TASK REQUIREMENTS:
Beginning with the line containing "Convert this screenshot" and ending with the last line of the entries below, copy each line exactly and nothing else.

RECORDS SUPPLIED:

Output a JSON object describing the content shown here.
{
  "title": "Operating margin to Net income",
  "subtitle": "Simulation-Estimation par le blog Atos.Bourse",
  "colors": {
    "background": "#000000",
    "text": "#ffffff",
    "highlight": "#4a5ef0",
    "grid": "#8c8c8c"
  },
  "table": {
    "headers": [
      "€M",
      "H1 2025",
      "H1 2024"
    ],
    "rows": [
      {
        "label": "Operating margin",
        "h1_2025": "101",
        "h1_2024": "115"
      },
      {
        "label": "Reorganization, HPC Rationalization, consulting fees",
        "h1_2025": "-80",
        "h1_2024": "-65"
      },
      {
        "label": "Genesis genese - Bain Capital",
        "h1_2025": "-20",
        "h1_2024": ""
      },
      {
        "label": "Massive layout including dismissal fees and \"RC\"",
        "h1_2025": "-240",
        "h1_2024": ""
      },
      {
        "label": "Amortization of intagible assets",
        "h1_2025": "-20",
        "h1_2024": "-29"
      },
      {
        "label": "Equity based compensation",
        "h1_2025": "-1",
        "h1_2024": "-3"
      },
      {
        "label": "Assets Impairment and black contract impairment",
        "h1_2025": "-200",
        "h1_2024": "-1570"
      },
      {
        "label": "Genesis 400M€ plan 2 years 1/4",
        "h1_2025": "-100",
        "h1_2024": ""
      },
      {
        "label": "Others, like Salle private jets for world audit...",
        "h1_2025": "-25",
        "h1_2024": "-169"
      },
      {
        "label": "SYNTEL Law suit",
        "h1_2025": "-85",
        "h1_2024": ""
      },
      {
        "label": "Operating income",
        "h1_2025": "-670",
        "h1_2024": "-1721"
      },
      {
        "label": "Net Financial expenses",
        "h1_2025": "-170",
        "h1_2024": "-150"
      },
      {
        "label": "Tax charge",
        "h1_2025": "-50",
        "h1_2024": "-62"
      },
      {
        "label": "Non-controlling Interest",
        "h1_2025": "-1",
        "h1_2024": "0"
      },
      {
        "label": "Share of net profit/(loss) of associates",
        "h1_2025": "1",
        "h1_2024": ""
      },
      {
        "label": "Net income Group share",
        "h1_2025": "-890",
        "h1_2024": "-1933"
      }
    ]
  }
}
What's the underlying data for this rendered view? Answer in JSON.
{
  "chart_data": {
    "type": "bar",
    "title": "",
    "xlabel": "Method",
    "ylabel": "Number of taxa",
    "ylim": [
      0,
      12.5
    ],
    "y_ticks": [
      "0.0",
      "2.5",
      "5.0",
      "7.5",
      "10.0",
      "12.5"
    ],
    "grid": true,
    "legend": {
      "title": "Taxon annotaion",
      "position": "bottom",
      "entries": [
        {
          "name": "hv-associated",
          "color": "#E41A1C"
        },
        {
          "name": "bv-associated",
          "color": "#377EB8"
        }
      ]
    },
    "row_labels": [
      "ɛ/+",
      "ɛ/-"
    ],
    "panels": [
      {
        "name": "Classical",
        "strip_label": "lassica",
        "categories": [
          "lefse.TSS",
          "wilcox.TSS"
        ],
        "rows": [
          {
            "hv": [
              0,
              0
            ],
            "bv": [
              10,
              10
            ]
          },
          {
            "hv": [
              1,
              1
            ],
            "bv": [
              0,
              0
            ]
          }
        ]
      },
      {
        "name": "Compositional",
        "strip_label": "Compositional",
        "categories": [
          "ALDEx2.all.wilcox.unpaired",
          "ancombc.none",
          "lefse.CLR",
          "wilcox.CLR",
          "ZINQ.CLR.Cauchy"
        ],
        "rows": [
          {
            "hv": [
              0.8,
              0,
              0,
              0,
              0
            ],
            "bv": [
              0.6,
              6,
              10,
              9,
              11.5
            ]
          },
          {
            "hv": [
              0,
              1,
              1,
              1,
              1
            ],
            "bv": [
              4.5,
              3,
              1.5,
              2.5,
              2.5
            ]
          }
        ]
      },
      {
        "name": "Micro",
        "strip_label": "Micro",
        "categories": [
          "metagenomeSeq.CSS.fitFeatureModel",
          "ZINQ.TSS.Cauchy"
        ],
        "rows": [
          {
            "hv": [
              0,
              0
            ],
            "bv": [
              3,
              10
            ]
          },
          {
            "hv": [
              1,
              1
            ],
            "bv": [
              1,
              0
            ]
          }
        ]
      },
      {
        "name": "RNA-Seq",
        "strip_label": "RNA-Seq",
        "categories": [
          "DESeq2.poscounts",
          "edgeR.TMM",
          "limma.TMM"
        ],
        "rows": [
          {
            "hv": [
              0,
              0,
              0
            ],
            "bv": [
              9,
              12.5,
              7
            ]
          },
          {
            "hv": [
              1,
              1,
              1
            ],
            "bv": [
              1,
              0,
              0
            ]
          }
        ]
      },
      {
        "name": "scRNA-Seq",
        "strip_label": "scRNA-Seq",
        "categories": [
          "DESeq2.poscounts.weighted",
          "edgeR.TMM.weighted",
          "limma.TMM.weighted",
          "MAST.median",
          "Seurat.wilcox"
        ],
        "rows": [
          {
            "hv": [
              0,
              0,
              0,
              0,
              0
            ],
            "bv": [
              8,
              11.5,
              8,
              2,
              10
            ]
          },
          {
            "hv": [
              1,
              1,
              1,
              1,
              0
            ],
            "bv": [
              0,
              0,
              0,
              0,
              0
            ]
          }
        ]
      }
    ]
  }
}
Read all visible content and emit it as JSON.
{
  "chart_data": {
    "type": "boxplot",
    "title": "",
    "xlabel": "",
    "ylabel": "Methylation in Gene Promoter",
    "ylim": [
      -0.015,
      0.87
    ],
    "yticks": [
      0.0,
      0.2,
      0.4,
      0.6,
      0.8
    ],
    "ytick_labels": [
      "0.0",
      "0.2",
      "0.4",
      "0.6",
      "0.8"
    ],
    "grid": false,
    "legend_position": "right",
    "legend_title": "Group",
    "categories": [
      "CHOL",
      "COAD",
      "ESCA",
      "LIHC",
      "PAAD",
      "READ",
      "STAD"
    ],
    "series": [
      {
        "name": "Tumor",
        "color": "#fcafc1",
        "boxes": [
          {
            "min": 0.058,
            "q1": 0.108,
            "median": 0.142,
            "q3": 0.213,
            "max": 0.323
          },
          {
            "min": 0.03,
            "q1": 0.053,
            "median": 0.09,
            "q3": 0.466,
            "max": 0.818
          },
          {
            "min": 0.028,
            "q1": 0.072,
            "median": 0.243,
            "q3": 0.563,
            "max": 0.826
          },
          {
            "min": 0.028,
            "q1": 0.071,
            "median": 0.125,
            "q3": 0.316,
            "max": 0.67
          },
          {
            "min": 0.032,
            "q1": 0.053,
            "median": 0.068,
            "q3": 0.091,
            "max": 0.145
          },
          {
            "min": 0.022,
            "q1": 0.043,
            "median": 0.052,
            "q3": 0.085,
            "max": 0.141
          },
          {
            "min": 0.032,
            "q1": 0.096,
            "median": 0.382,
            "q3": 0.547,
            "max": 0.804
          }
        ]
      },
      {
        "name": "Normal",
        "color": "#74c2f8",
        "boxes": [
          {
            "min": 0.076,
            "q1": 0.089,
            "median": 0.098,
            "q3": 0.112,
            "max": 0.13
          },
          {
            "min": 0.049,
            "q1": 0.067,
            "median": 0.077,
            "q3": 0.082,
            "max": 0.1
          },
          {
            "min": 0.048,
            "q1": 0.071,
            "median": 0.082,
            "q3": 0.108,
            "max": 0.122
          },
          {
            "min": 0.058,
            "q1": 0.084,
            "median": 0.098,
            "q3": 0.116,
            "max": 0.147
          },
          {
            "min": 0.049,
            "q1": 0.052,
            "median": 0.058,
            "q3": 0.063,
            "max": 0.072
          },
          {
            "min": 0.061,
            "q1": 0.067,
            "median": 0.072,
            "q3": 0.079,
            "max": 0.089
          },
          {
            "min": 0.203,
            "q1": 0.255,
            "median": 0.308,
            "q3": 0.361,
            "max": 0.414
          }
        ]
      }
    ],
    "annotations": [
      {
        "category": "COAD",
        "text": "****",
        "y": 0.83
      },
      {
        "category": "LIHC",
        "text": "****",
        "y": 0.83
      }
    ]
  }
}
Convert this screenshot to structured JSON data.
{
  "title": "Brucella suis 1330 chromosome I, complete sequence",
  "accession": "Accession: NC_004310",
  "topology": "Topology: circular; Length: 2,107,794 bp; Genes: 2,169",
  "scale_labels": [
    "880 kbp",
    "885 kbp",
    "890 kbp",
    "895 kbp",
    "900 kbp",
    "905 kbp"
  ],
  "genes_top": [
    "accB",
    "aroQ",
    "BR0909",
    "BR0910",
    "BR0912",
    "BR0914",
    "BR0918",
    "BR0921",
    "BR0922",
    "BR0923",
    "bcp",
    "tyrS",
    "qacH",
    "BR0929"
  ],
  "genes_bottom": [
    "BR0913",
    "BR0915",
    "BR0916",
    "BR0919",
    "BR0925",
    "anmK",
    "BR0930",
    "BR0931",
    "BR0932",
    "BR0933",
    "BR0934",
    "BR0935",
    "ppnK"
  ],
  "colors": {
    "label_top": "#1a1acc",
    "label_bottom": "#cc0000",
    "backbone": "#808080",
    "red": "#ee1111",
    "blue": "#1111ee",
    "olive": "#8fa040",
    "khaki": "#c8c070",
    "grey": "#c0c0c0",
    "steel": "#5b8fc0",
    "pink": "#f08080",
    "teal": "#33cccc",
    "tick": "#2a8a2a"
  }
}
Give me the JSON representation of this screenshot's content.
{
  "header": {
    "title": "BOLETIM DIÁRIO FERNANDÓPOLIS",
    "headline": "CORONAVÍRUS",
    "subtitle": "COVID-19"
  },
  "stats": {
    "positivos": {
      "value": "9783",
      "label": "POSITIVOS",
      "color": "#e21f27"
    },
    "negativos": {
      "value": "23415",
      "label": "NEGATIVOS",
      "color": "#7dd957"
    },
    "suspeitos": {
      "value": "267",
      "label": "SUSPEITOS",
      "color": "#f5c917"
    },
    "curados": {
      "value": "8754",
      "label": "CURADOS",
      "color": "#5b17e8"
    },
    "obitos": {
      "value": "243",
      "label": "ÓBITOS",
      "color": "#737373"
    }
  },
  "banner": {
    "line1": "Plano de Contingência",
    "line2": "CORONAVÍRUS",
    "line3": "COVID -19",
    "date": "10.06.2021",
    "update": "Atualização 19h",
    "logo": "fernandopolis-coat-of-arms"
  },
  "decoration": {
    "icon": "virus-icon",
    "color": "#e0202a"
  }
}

OUTPUT FOR THIS EXERCISE:
Convert this screenshot to structured JSON data.
{
  "title": "Brucella suis 1330 chromosome I, complete sequence",
  "accession": "Accession: NC_004310",
  "topology": "Topology: circular; Length: 2,107,794 bp; Genes: 2,169",
  "scale_labels": [
    "880 kbp",
    "885 kbp",
    "890 kbp",
    "895 kbp",
    "900 kbp",
    "905 kbp"
  ],
  "genes_top": [
    "accB",
    "aroQ",
    "BR0909",
    "BR0910",
    "BR0912",
    "BR0914",
    "BR0918",
    "BR0921",
    "BR0922",
    "BR0923",
    "bcp",
    "tyrS",
    "qacH",
    "BR0929"
  ],
  "genes_bottom": [
    "BR0913",
    "BR0915",
    "BR0916",
    "BR0919",
    "BR0925",
    "anmK",
    "BR0930",
    "BR0931",
    "BR0932",
    "BR0933",
    "BR0934",
    "BR0935",
    "ppnK"
  ],
  "colors": {
    "label_top": "#1a1acc",
    "label_bottom": "#cc0000",
    "backbone": "#808080",
    "red": "#ee1111",
    "blue": "#1111ee",
    "olive": "#8fa040",
    "khaki": "#c8c070",
    "grey": "#c0c0c0",
    "steel": "#5b8fc0",
    "pink": "#f08080",
    "teal": "#33cccc",
    "tick": "#2a8a2a"
  }
}
Give me the JSON representation of this screenshot's content.
{
  "header": {
    "title": "BOLETIM DIÁRIO FERNANDÓPOLIS",
    "headline": "CORONAVÍRUS",
    "subtitle": "COVID-19"
  },
  "stats": {
    "positivos": {
      "value": "9783",
      "label": "POSITIVOS",
      "color": "#e21f27"
    },
    "negativos": {
      "value": "23415",
      "label": "NEGATIVOS",
      "color": "#7dd957"
    },
    "suspeitos": {
      "value": "267",
      "label": "SUSPEITOS",
      "color": "#f5c917"
    },
    "curados": {
      "value": "8754",
      "label": "CURADOS",
      "color": "#5b17e8"
    },
    "obitos": {
      "value": "243",
      "label": "ÓBITOS",
      "color": "#737373"
    }
  },
  "banner": {
    "line1": "Plano de Contingência",
    "line2": "CORONAVÍRUS",
    "line3": "COVID -19",
    "date": "10.06.2021",
    "update": "Atualização 19h",
    "logo": "fernandopolis-coat-of-arms"
  },
  "decoration": {
    "icon": "virus-icon",
    "color": "#e0202a"
  }
}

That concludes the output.